▸ **EXERCISE TASK**: From the listing that follows, extract every line and set it down unaltered.

[Begin DATASET]

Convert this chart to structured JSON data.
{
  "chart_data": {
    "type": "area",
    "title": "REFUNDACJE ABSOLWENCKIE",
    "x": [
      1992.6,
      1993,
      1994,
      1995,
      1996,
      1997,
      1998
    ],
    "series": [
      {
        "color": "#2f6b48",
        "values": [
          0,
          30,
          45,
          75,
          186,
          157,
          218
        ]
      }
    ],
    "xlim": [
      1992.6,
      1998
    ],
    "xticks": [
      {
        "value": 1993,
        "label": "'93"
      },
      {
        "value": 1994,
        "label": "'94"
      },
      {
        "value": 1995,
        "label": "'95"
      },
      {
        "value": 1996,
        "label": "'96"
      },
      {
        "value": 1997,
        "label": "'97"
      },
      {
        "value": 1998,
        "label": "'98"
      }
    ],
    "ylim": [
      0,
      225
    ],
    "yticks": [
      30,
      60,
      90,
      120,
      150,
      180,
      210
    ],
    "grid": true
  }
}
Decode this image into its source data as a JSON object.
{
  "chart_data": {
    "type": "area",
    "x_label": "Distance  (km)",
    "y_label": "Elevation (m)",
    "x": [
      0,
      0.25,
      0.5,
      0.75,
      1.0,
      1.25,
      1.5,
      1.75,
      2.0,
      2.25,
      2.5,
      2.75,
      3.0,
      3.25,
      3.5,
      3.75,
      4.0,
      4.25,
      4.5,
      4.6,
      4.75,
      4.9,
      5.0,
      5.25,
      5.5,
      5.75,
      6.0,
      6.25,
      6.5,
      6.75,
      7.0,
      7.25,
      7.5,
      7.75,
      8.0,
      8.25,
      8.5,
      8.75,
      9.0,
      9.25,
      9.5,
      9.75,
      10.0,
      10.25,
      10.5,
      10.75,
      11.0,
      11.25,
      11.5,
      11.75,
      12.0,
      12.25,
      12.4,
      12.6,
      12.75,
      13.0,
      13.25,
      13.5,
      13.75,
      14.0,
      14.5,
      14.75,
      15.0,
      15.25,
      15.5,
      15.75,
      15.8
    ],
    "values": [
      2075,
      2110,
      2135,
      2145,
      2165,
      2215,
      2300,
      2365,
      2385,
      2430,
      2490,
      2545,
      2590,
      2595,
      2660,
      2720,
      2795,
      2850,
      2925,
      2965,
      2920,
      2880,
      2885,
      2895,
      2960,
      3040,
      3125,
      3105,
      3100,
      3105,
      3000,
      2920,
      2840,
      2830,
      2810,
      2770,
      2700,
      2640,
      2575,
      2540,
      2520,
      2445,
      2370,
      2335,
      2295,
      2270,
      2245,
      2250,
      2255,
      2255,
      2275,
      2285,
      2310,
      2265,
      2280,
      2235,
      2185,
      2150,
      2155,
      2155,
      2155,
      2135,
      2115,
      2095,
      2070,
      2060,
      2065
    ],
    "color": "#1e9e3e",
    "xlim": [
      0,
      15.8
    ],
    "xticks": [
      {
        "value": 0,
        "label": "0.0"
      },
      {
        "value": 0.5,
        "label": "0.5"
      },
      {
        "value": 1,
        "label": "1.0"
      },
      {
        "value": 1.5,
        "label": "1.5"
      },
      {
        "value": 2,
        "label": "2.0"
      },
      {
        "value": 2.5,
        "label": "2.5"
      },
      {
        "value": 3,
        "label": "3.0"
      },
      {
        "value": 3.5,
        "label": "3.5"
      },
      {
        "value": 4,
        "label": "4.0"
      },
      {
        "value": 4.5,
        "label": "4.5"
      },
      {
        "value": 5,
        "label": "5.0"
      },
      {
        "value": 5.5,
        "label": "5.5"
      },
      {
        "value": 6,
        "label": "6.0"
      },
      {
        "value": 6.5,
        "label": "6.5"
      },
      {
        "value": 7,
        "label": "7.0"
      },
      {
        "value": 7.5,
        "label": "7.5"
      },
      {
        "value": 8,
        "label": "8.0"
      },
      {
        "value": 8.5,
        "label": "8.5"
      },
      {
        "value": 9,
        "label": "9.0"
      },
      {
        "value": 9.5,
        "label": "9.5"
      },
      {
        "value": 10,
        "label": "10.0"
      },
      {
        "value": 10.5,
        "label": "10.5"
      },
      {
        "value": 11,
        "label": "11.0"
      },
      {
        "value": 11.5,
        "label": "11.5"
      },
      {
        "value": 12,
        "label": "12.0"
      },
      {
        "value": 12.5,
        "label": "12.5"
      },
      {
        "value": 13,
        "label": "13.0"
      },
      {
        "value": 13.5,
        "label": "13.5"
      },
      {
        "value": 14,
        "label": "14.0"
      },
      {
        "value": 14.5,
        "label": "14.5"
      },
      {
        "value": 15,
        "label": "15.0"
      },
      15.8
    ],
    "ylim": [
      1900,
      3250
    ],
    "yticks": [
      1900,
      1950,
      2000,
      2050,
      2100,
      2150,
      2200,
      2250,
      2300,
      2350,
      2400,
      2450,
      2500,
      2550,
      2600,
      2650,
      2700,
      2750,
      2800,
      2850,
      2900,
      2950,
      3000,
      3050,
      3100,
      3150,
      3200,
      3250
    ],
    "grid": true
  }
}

[End DATASET]

▸ **THE COMPLETED TASK**:
Convert this chart to structured JSON data.
{
  "chart_data": {
    "type": "area",
    "title": "REFUNDACJE ABSOLWENCKIE",
    "x": [
      1992.6,
      1993,
      1994,
      1995,
      1996,
      1997,
      1998
    ],
    "series": [
      {
        "color": "#2f6b48",
        "values": [
          0,
          30,
          45,
          75,
          186,
          157,
          218
        ]
      }
    ],
    "xlim": [
      1992.6,
      1998
    ],
    "xticks": [
      {
        "value": 1993,
        "label": "'93"
      },
      {
        "value": 1994,
        "label": "'94"
      },
      {
        "value": 1995,
        "label": "'95"
      },
      {
        "value": 1996,
        "label": "'96"
      },
      {
        "value": 1997,
        "label": "'97"
      },
      {
        "value": 1998,
        "label": "'98"
      }
    ],
    "ylim": [
      0,
      225
    ],
    "yticks": [
      30,
      60,
      90,
      120,
      150,
      180,
      210
    ],
    "grid": true
  }
}
Decode this image into its source data as a JSON object.
{
  "chart_data": {
    "type": "area",
    "x_label": "Distance  (km)",
    "y_label": "Elevation (m)",
    "x": [
      0,
      0.25,
      0.5,
      0.75,
      1.0,
      1.25,
      1.5,
      1.75,
      2.0,
      2.25,
      2.5,
      2.75,
      3.0,
      3.25,
      3.5,
      3.75,
      4.0,
      4.25,
      4.5,
      4.6,
      4.75,
      4.9,
      5.0,
      5.25,
      5.5,
      5.75,
      6.0,
      6.25,
      6.5,
      6.75,
      7.0,
      7.25,
      7.5,
      7.75,
      8.0,
      8.25,
      8.5,
      8.75,
      9.0,
      9.25,
      9.5,
      9.75,
      10.0,
      10.25,
      10.5,
      10.75,
      11.0,
      11.25,
      11.5,
      11.75,
      12.0,
      12.25,
      12.4,
      12.6,
      12.75,
      13.0,
      13.25,
      13.5,
      13.75,
      14.0,
      14.5,
      14.75,
      15.0,
      15.25,
      15.5,
      15.75,
      15.8
    ],
    "values": [
      2075,
      2110,
      2135,
      2145,
      2165,
      2215,
      2300,
      2365,
      2385,
      2430,
      2490,
      2545,
      2590,
      2595,
      2660,
      2720,
      2795,
      2850,
      2925,
      2965,
      2920,
      2880,
      2885,
      2895,
      2960,
      3040,
      3125,
      3105,
      3100,
      3105,
      3000,
      2920,
      2840,
      2830,
      2810,
      2770,
      2700,
      2640,
      2575,
      2540,
      2520,
      2445,
      2370,
      2335,
      2295,
      2270,
      2245,
      2250,
      2255,
      2255,
      2275,
      2285,
      2310,
      2265,
      2280,
      2235,
      2185,
      2150,
      2155,
      2155,
      2155,
      2135,
      2115,
      2095,
      2070,
      2060,
      2065
    ],
    "color": "#1e9e3e",
    "xlim": [
      0,
      15.8
    ],
    "xticks": [
      {
        "value": 0,
        "label": "0.0"
      },
      {
        "value": 0.5,
        "label": "0.5"
      },
      {
        "value": 1,
        "label": "1.0"
      },
      {
        "value": 1.5,
        "label": "1.5"
      },
      {
        "value": 2,
        "label": "2.0"
      },
      {
        "value": 2.5,
        "label": "2.5"
      },
      {
        "value": 3,
        "label": "3.0"
      },
      {
        "value": 3.5,
        "label": "3.5"
      },
      {
        "value": 4,
        "label": "4.0"
      },
      {
        "value": 4.5,
        "label": "4.5"
      },
      {
        "value": 5,
        "label": "5.0"
      },
      {
        "value": 5.5,
        "label": "5.5"
      },
      {
        "value": 6,
        "label": "6.0"
      },
      {
        "value": 6.5,
        "label": "6.5"
      },
      {
        "value": 7,
        "label": "7.0"
      },
      {
        "value": 7.5,
        "label": "7.5"
      },
      {
        "value": 8,
        "label": "8.0"
      },
      {
        "value": 8.5,
        "label": "8.5"
      },
      {
        "value": 9,
        "label": "9.0"
      },
      {
        "value": 9.5,
        "label": "9.5"
      },
      {
        "value": 10,
        "label": "10.0"
      },
      {
        "value": 10.5,
        "label": "10.5"
      },
      {
        "value": 11,
        "label": "11.0"
      },
      {
        "value": 11.5,
        "label": "11.5"
      },
      {
        "value": 12,
        "label": "12.0"
      },
      {
        "value": 12.5,
        "label": "12.5"
      },
      {
        "value": 13,
        "label": "13.0"
      },
      {
        "value": 13.5,
        "label": "13.5"
      },
      {
        "value": 14,
        "label": "14.0"
      },
      {
        "value": 14.5,
        "label": "14.5"
      },
      {
        "value": 15,
        "label": "15.0"
      },
      15.8
    ],
    "ylim": [
      1900,
      3250
    ],
    "yticks": [
      1900,
      1950,
      2000,
      2050,
      2100,
      2150,
      2200,
      2250,
      2300,
      2350,
      2400,
      2450,
      2500,
      2550,
      2600,
      2650,
      2700,
      2750,
      2800,
      2850,
      2900,
      2950,
      3000,
      3050,
      3100,
      3150,
      3200,
      3250
    ],
    "grid": true
  }
}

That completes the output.